REQUIRED WORK. From the entries that follow, gather each line holding the word "then".

DATA SUPPLIED.
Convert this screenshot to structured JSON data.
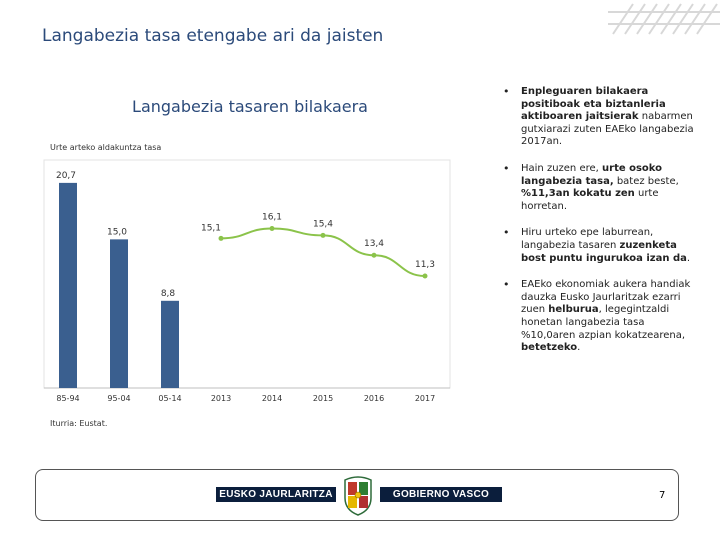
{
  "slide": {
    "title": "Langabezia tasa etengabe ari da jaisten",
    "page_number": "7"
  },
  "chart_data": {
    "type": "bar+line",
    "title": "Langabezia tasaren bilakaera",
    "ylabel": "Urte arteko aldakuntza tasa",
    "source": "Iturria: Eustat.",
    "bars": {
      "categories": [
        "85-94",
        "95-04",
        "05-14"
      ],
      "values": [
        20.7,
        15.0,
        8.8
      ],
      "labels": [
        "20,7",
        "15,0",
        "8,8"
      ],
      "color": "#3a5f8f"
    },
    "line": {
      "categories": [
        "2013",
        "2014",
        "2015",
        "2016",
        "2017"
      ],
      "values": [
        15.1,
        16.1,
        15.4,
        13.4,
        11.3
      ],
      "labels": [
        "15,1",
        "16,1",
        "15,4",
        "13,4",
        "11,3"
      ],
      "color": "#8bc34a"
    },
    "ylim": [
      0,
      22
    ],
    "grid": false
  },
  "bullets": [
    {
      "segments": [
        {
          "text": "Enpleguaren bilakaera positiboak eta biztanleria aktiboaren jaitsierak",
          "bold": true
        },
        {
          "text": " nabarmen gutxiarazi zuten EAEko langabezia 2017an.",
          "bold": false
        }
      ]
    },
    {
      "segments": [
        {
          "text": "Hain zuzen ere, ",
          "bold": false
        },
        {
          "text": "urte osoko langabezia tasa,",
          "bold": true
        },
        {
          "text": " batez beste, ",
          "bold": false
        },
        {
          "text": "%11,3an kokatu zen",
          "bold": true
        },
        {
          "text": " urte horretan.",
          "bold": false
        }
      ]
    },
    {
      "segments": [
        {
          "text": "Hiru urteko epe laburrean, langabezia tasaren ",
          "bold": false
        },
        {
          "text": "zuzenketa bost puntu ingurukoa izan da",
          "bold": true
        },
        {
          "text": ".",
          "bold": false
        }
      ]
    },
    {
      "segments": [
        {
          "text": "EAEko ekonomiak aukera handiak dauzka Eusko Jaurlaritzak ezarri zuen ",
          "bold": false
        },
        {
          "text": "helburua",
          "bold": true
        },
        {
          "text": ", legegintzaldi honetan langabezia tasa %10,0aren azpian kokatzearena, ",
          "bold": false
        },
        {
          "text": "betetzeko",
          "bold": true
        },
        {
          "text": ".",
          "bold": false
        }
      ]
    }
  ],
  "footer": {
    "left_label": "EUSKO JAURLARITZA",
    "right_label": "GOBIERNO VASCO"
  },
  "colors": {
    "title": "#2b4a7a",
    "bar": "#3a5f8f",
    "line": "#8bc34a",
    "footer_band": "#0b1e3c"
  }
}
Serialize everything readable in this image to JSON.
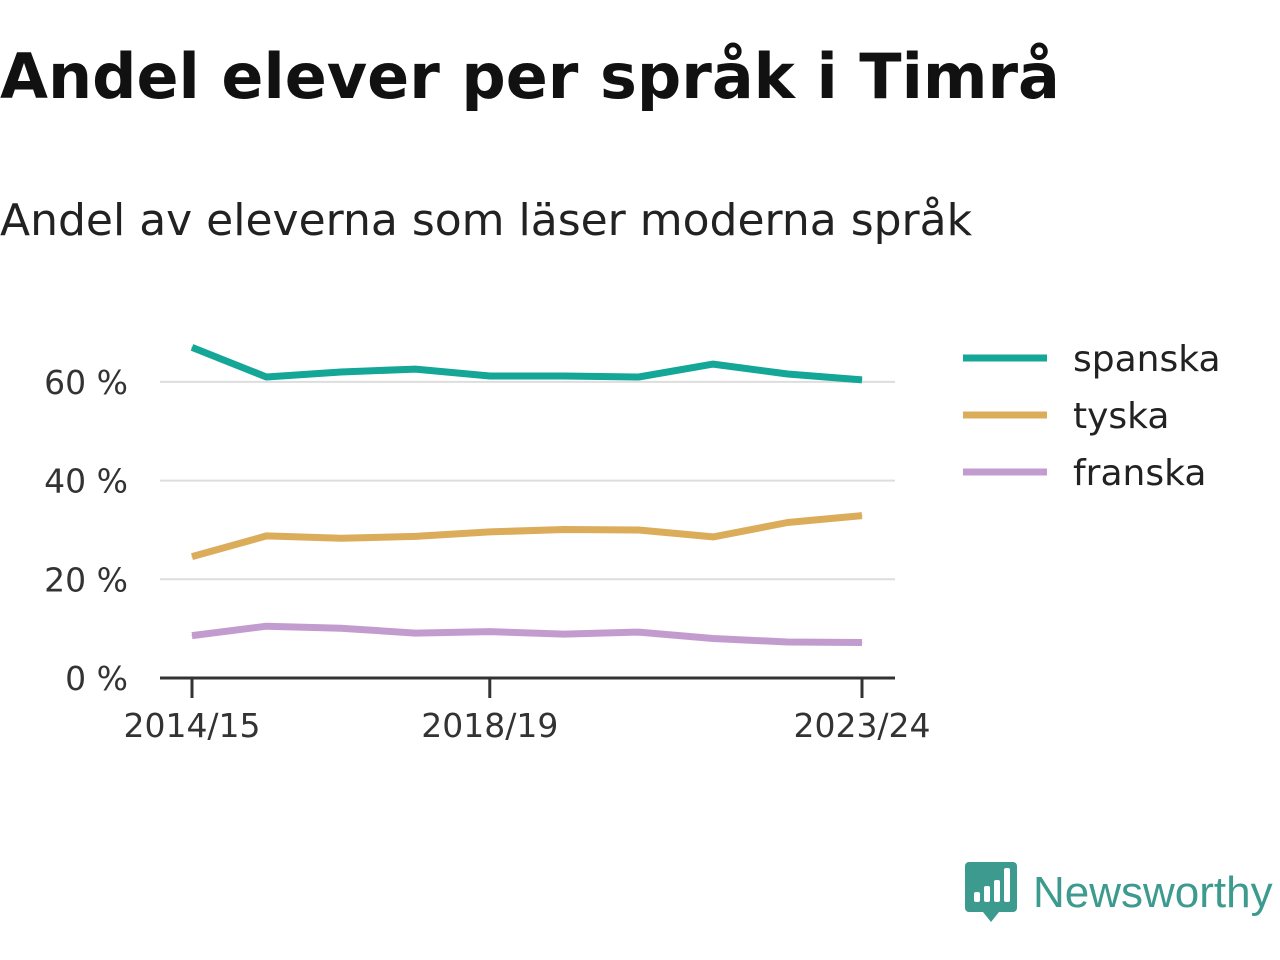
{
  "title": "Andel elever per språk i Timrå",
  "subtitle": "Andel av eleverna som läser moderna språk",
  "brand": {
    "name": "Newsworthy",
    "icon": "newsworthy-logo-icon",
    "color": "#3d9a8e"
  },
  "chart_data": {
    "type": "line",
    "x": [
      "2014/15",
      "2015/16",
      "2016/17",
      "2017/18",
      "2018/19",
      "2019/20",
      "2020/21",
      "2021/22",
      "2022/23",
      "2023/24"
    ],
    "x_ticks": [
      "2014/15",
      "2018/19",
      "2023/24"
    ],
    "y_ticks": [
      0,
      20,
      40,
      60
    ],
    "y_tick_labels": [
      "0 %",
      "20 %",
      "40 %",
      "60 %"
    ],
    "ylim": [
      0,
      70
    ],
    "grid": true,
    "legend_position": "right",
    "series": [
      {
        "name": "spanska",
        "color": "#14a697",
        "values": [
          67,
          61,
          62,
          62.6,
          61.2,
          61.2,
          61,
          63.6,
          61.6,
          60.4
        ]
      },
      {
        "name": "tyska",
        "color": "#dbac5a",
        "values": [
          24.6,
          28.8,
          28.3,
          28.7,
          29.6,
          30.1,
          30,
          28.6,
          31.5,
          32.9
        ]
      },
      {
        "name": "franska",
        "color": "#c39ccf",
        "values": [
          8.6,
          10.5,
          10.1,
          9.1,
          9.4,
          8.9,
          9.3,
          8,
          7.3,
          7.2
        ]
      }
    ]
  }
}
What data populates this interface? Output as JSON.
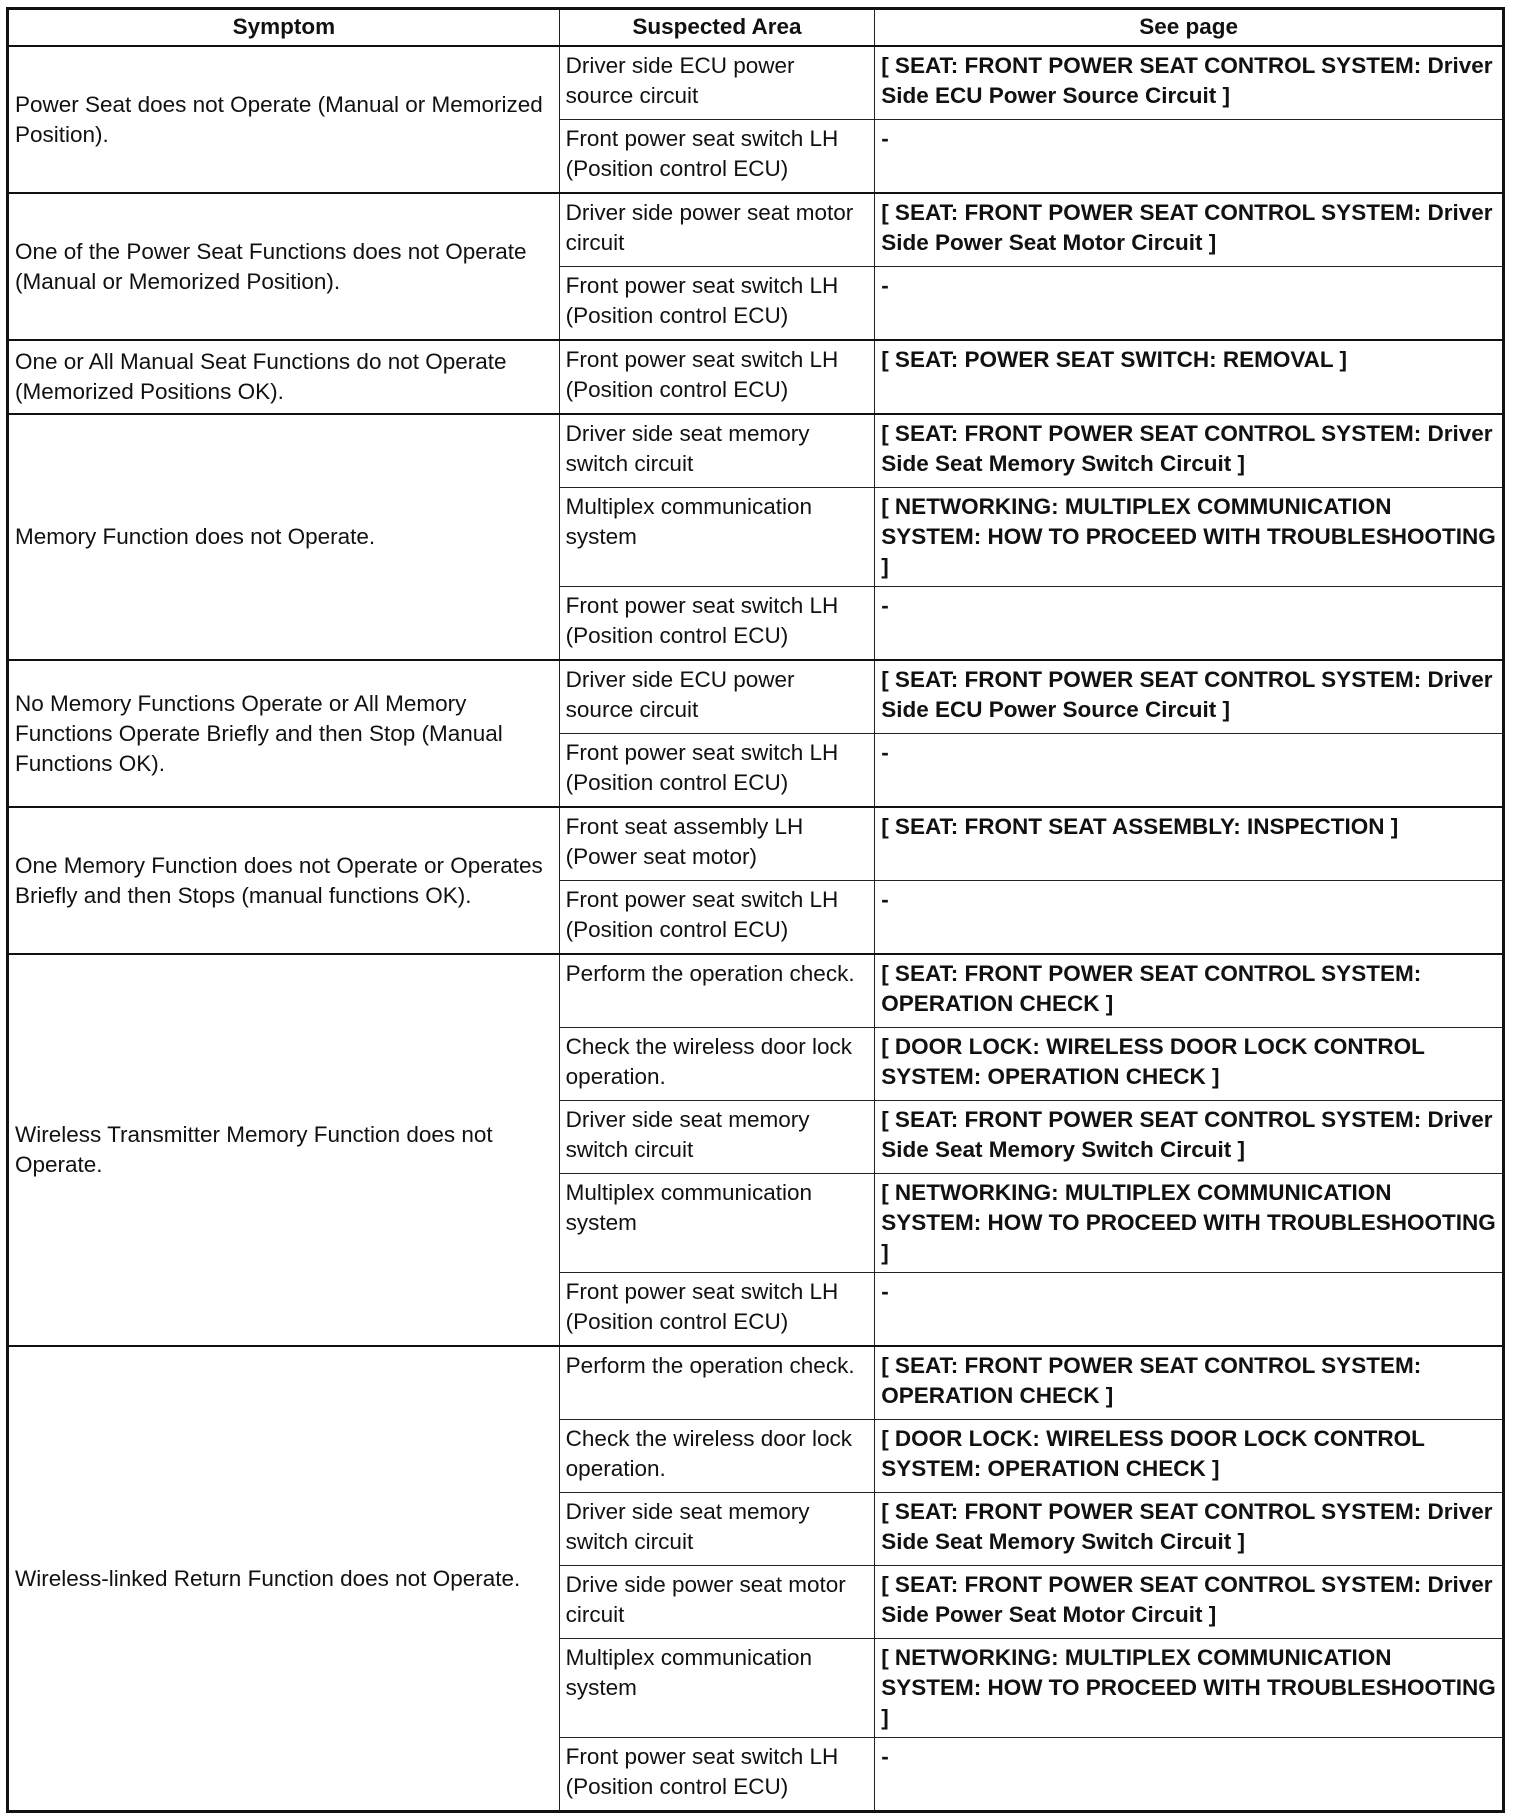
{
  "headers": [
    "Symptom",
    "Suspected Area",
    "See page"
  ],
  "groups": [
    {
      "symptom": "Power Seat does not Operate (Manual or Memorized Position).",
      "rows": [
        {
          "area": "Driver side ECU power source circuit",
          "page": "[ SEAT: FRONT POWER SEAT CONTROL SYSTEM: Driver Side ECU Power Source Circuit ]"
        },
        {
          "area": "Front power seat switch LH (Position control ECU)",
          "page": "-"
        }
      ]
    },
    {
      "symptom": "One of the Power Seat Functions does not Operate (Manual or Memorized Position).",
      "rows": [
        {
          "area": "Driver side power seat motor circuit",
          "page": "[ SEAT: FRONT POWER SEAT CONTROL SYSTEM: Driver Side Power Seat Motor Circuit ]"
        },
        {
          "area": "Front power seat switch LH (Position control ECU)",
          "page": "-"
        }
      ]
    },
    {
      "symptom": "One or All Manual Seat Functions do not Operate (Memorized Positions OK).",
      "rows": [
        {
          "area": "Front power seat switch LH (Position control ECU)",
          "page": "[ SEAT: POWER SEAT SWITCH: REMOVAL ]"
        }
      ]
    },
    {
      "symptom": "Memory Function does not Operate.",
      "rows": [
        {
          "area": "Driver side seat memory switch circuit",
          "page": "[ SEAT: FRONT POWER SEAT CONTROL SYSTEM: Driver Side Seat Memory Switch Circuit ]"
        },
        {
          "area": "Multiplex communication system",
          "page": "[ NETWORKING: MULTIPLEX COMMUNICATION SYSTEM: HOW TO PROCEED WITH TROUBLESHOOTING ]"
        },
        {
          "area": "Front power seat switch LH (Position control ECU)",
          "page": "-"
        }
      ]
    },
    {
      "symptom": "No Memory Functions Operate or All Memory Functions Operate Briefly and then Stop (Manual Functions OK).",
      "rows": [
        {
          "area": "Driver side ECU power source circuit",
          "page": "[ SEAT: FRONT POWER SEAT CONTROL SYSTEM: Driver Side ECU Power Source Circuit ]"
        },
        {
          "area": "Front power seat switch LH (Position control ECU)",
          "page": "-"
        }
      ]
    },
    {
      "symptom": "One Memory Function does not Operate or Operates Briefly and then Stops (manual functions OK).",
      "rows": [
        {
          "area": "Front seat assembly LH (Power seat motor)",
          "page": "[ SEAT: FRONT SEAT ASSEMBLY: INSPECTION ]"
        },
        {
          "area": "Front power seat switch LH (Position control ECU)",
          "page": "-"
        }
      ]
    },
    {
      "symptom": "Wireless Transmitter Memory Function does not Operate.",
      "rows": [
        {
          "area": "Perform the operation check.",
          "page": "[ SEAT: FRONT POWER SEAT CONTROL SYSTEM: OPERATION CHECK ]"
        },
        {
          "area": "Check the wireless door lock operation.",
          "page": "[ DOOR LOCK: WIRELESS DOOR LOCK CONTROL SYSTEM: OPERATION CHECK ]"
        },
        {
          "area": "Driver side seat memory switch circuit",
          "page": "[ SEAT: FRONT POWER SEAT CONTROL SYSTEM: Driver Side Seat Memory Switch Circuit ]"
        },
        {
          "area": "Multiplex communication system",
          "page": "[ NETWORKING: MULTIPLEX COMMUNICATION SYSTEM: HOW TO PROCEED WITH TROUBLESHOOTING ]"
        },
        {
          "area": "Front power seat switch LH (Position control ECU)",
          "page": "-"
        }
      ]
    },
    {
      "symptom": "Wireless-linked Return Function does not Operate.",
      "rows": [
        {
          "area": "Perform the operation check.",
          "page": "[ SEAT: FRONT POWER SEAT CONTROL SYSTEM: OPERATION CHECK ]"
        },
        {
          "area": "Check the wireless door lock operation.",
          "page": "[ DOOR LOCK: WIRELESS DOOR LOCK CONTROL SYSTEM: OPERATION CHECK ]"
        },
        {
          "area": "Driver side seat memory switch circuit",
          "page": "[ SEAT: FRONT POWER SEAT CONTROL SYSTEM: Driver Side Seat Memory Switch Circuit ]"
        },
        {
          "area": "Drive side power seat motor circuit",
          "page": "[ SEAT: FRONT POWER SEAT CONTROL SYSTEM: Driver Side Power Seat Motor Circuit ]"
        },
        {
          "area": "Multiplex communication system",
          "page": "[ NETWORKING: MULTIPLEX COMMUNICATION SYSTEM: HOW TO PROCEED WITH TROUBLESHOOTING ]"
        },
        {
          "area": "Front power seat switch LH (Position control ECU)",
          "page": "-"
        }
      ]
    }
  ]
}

TASK OUTPUT.
      "symptom": "No Memory Functions Operate or All Memory Functions Operate Briefly and then Stop (Manual Functions OK).",
      "symptom": "One Memory Function does not Operate or Operates Briefly and then Stops (manual functions OK).",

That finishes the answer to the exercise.